§ GIVEN EXERCISE: Print out the entries below with no edits.

══ TASK DATA

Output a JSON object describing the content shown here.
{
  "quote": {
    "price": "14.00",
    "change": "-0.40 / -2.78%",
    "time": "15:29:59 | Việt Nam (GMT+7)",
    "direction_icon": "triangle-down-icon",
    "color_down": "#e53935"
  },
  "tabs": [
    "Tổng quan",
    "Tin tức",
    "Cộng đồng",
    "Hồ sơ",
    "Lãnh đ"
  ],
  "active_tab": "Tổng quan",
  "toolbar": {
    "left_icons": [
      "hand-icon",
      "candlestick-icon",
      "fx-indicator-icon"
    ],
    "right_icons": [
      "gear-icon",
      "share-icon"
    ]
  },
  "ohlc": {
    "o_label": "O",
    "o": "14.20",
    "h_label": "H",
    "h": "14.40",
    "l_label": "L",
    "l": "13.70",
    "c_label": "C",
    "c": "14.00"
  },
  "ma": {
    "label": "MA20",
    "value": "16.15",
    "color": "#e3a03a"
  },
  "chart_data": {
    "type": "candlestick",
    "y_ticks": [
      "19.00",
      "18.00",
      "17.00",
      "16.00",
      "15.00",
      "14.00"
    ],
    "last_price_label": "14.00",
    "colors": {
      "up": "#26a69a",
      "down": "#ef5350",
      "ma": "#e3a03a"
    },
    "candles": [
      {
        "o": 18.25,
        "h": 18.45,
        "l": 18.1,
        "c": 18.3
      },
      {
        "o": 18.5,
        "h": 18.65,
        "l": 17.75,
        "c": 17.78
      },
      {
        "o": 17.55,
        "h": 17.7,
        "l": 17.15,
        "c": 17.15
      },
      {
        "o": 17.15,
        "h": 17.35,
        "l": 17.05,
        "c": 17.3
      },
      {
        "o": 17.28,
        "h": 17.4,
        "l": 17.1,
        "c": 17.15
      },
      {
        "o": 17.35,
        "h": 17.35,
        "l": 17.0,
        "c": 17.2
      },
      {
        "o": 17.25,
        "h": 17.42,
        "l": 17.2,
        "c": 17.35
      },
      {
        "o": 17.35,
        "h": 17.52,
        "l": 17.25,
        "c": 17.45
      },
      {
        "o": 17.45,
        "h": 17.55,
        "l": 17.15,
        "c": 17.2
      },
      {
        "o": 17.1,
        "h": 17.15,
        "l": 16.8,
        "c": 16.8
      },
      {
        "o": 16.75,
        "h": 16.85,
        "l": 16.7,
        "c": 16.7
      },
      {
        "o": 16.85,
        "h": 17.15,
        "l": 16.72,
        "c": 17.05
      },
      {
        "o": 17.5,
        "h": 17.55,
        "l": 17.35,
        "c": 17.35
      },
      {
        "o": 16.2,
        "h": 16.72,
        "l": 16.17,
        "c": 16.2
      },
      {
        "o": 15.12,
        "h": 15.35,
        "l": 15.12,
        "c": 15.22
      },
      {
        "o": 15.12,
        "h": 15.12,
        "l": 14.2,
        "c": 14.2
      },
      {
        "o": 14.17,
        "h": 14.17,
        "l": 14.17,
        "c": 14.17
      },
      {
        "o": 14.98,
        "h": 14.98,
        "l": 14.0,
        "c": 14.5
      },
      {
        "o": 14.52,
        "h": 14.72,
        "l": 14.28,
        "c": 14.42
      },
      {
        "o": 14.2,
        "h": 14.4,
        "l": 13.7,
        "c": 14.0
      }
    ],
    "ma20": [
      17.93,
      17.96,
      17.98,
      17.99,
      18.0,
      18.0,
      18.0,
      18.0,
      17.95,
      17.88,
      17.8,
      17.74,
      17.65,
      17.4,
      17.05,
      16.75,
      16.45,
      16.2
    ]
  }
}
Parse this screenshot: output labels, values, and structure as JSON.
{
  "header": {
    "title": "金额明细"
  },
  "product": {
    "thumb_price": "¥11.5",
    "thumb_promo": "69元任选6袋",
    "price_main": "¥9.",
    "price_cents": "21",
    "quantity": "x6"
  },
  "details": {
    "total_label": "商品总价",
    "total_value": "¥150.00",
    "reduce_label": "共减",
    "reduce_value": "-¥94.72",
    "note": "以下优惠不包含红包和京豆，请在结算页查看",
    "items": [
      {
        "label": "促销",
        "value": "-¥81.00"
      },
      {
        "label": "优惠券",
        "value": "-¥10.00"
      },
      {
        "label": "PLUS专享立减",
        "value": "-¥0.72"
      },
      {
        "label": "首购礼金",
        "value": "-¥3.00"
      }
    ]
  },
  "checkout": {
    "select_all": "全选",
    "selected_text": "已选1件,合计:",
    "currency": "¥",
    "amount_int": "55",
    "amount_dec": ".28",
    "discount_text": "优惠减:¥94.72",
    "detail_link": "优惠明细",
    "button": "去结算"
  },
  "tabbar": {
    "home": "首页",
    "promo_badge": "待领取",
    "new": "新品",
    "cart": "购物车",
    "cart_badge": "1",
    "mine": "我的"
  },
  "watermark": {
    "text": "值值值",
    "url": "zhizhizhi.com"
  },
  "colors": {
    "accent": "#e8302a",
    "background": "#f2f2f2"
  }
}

════

§ ANSWER TO THIS TASK:
Output a JSON object describing the content shown here.
{
  "quote": {
    "price": "14.00",
    "change": "-0.40 / -2.78%",
    "time": "15:29:59 | Việt Nam (GMT+7)",
    "direction_icon": "triangle-down-icon",
    "color_down": "#e53935"
  },
  "tabs": [
    "Tổng quan",
    "Tin tức",
    "Cộng đồng",
    "Hồ sơ",
    "Lãnh đ"
  ],
  "active_tab": "Tổng quan",
  "toolbar": {
    "left_icons": [
      "hand-icon",
      "candlestick-icon",
      "fx-indicator-icon"
    ],
    "right_icons": [
      "gear-icon",
      "share-icon"
    ]
  },
  "ohlc": {
    "o_label": "O",
    "o": "14.20",
    "h_label": "H",
    "h": "14.40",
    "l_label": "L",
    "l": "13.70",
    "c_label": "C",
    "c": "14.00"
  },
  "ma": {
    "label": "MA20",
    "value": "16.15",
    "color": "#e3a03a"
  },
  "chart_data": {
    "type": "candlestick",
    "y_ticks": [
      "19.00",
      "18.00",
      "17.00",
      "16.00",
      "15.00",
      "14.00"
    ],
    "last_price_label": "14.00",
    "colors": {
      "up": "#26a69a",
      "down": "#ef5350",
      "ma": "#e3a03a"
    },
    "candles": [
      {
        "o": 18.25,
        "h": 18.45,
        "l": 18.1,
        "c": 18.3
      },
      {
        "o": 18.5,
        "h": 18.65,
        "l": 17.75,
        "c": 17.78
      },
      {
        "o": 17.55,
        "h": 17.7,
        "l": 17.15,
        "c": 17.15
      },
      {
        "o": 17.15,
        "h": 17.35,
        "l": 17.05,
        "c": 17.3
      },
      {
        "o": 17.28,
        "h": 17.4,
        "l": 17.1,
        "c": 17.15
      },
      {
        "o": 17.35,
        "h": 17.35,
        "l": 17.0,
        "c": 17.2
      },
      {
        "o": 17.25,
        "h": 17.42,
        "l": 17.2,
        "c": 17.35
      },
      {
        "o": 17.35,
        "h": 17.52,
        "l": 17.25,
        "c": 17.45
      },
      {
        "o": 17.45,
        "h": 17.55,
        "l": 17.15,
        "c": 17.2
      },
      {
        "o": 17.1,
        "h": 17.15,
        "l": 16.8,
        "c": 16.8
      },
      {
        "o": 16.75,
        "h": 16.85,
        "l": 16.7,
        "c": 16.7
      },
      {
        "o": 16.85,
        "h": 17.15,
        "l": 16.72,
        "c": 17.05
      },
      {
        "o": 17.5,
        "h": 17.55,
        "l": 17.35,
        "c": 17.35
      },
      {
        "o": 16.2,
        "h": 16.72,
        "l": 16.17,
        "c": 16.2
      },
      {
        "o": 15.12,
        "h": 15.35,
        "l": 15.12,
        "c": 15.22
      },
      {
        "o": 15.12,
        "h": 15.12,
        "l": 14.2,
        "c": 14.2
      },
      {
        "o": 14.17,
        "h": 14.17,
        "l": 14.17,
        "c": 14.17
      },
      {
        "o": 14.98,
        "h": 14.98,
        "l": 14.0,
        "c": 14.5
      },
      {
        "o": 14.52,
        "h": 14.72,
        "l": 14.28,
        "c": 14.42
      },
      {
        "o": 14.2,
        "h": 14.4,
        "l": 13.7,
        "c": 14.0
      }
    ],
    "ma20": [
      17.93,
      17.96,
      17.98,
      17.99,
      18.0,
      18.0,
      18.0,
      18.0,
      17.95,
      17.88,
      17.8,
      17.74,
      17.65,
      17.4,
      17.05,
      16.75,
      16.45,
      16.2
    ]
  }
}
Parse this screenshot: output labels, values, and structure as JSON.
{
  "header": {
    "title": "金额明细"
  },
  "product": {
    "thumb_price": "¥11.5",
    "thumb_promo": "69元任选6袋",
    "price_main": "¥9.",
    "price_cents": "21",
    "quantity": "x6"
  },
  "details": {
    "total_label": "商品总价",
    "total_value": "¥150.00",
    "reduce_label": "共减",
    "reduce_value": "-¥94.72",
    "note": "以下优惠不包含红包和京豆，请在结算页查看",
    "items": [
      {
        "label": "促销",
        "value": "-¥81.00"
      },
      {
        "label": "优惠券",
        "value": "-¥10.00"
      },
      {
        "label": "PLUS专享立减",
        "value": "-¥0.72"
      },
      {
        "label": "首购礼金",
        "value": "-¥3.00"
      }
    ]
  },
  "checkout": {
    "select_all": "全选",
    "selected_text": "已选1件,合计:",
    "currency": "¥",
    "amount_int": "55",
    "amount_dec": ".28",
    "discount_text": "优惠减:¥94.72",
    "detail_link": "优惠明细",
    "button": "去结算"
  },
  "tabbar": {
    "home": "首页",
    "promo_badge": "待领取",
    "new": "新品",
    "cart": "购物车",
    "cart_badge": "1",
    "mine": "我的"
  },
  "watermark": {
    "text": "值值值",
    "url": "zhizhizhi.com"
  },
  "colors": {
    "accent": "#e8302a",
    "background": "#f2f2f2"
  }
}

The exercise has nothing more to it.